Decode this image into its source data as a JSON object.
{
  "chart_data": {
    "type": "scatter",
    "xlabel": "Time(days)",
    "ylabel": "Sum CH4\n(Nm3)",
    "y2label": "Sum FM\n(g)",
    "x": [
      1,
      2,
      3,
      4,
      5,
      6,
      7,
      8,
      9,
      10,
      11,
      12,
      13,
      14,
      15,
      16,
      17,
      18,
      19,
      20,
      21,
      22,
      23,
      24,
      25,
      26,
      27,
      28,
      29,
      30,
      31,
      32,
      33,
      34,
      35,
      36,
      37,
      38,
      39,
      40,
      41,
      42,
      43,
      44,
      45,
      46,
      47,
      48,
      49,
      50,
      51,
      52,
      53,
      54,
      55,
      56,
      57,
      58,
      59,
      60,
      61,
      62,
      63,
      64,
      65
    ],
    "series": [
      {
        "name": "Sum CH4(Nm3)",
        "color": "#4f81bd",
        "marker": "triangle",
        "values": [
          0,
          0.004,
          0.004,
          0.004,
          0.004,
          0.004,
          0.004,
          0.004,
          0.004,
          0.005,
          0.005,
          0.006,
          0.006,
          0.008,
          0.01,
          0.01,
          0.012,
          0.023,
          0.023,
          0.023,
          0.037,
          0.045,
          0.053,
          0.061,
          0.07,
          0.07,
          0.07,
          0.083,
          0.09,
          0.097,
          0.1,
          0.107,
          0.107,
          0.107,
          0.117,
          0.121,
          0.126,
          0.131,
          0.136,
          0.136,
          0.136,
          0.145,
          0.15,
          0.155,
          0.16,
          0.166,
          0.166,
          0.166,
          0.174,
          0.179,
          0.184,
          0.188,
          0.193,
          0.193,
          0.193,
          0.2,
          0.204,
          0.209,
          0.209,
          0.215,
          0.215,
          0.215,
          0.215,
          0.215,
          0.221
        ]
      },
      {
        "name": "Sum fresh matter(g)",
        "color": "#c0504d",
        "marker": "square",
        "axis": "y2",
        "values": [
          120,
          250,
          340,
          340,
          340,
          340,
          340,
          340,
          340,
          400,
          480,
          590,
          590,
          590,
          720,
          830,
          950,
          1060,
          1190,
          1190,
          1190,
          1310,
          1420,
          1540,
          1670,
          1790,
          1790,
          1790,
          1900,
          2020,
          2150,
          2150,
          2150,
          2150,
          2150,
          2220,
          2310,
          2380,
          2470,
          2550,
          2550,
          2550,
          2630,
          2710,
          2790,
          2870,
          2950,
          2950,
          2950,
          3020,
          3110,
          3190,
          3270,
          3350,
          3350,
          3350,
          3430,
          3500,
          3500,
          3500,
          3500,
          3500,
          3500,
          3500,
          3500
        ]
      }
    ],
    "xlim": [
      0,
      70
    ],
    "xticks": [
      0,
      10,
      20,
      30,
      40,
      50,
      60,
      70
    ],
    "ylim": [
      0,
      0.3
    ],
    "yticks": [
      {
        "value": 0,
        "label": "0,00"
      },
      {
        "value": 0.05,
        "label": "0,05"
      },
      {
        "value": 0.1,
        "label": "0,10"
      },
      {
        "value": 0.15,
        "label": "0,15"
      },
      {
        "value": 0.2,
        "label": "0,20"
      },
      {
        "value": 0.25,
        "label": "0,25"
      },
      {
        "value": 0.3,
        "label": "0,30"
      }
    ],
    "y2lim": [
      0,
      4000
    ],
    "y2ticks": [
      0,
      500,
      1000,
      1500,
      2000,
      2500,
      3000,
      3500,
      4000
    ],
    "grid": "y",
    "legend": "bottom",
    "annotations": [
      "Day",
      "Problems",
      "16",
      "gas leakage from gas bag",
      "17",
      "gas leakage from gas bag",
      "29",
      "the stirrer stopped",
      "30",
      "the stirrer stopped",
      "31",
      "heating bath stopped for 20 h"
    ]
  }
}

THE EXERCISE: In full and verbatim, repeat the records given above.

THE ANSWER:
Decode this image into its source data as a JSON object.
{
  "chart_data": {
    "type": "scatter",
    "xlabel": "Time(days)",
    "ylabel": "Sum CH4\n(Nm3)",
    "y2label": "Sum FM\n(g)",
    "x": [
      1,
      2,
      3,
      4,
      5,
      6,
      7,
      8,
      9,
      10,
      11,
      12,
      13,
      14,
      15,
      16,
      17,
      18,
      19,
      20,
      21,
      22,
      23,
      24,
      25,
      26,
      27,
      28,
      29,
      30,
      31,
      32,
      33,
      34,
      35,
      36,
      37,
      38,
      39,
      40,
      41,
      42,
      43,
      44,
      45,
      46,
      47,
      48,
      49,
      50,
      51,
      52,
      53,
      54,
      55,
      56,
      57,
      58,
      59,
      60,
      61,
      62,
      63,
      64,
      65
    ],
    "series": [
      {
        "name": "Sum CH4(Nm3)",
        "color": "#4f81bd",
        "marker": "triangle",
        "values": [
          0,
          0.004,
          0.004,
          0.004,
          0.004,
          0.004,
          0.004,
          0.004,
          0.004,
          0.005,
          0.005,
          0.006,
          0.006,
          0.008,
          0.01,
          0.01,
          0.012,
          0.023,
          0.023,
          0.023,
          0.037,
          0.045,
          0.053,
          0.061,
          0.07,
          0.07,
          0.07,
          0.083,
          0.09,
          0.097,
          0.1,
          0.107,
          0.107,
          0.107,
          0.117,
          0.121,
          0.126,
          0.131,
          0.136,
          0.136,
          0.136,
          0.145,
          0.15,
          0.155,
          0.16,
          0.166,
          0.166,
          0.166,
          0.174,
          0.179,
          0.184,
          0.188,
          0.193,
          0.193,
          0.193,
          0.2,
          0.204,
          0.209,
          0.209,
          0.215,
          0.215,
          0.215,
          0.215,
          0.215,
          0.221
        ]
      },
      {
        "name": "Sum fresh matter(g)",
        "color": "#c0504d",
        "marker": "square",
        "axis": "y2",
        "values": [
          120,
          250,
          340,
          340,
          340,
          340,
          340,
          340,
          340,
          400,
          480,
          590,
          590,
          590,
          720,
          830,
          950,
          1060,
          1190,
          1190,
          1190,
          1310,
          1420,
          1540,
          1670,
          1790,
          1790,
          1790,
          1900,
          2020,
          2150,
          2150,
          2150,
          2150,
          2150,
          2220,
          2310,
          2380,
          2470,
          2550,
          2550,
          2550,
          2630,
          2710,
          2790,
          2870,
          2950,
          2950,
          2950,
          3020,
          3110,
          3190,
          3270,
          3350,
          3350,
          3350,
          3430,
          3500,
          3500,
          3500,
          3500,
          3500,
          3500,
          3500,
          3500
        ]
      }
    ],
    "xlim": [
      0,
      70
    ],
    "xticks": [
      0,
      10,
      20,
      30,
      40,
      50,
      60,
      70
    ],
    "ylim": [
      0,
      0.3
    ],
    "yticks": [
      {
        "value": 0,
        "label": "0,00"
      },
      {
        "value": 0.05,
        "label": "0,05"
      },
      {
        "value": 0.1,
        "label": "0,10"
      },
      {
        "value": 0.15,
        "label": "0,15"
      },
      {
        "value": 0.2,
        "label": "0,20"
      },
      {
        "value": 0.25,
        "label": "0,25"
      },
      {
        "value": 0.3,
        "label": "0,30"
      }
    ],
    "y2lim": [
      0,
      4000
    ],
    "y2ticks": [
      0,
      500,
      1000,
      1500,
      2000,
      2500,
      3000,
      3500,
      4000
    ],
    "grid": "y",
    "legend": "bottom",
    "annotations": [
      "Day",
      "Problems",
      "16",
      "gas leakage from gas bag",
      "17",
      "gas leakage from gas bag",
      "29",
      "the stirrer stopped",
      "30",
      "the stirrer stopped",
      "31",
      "heating bath stopped for 20 h"
    ]
  }
}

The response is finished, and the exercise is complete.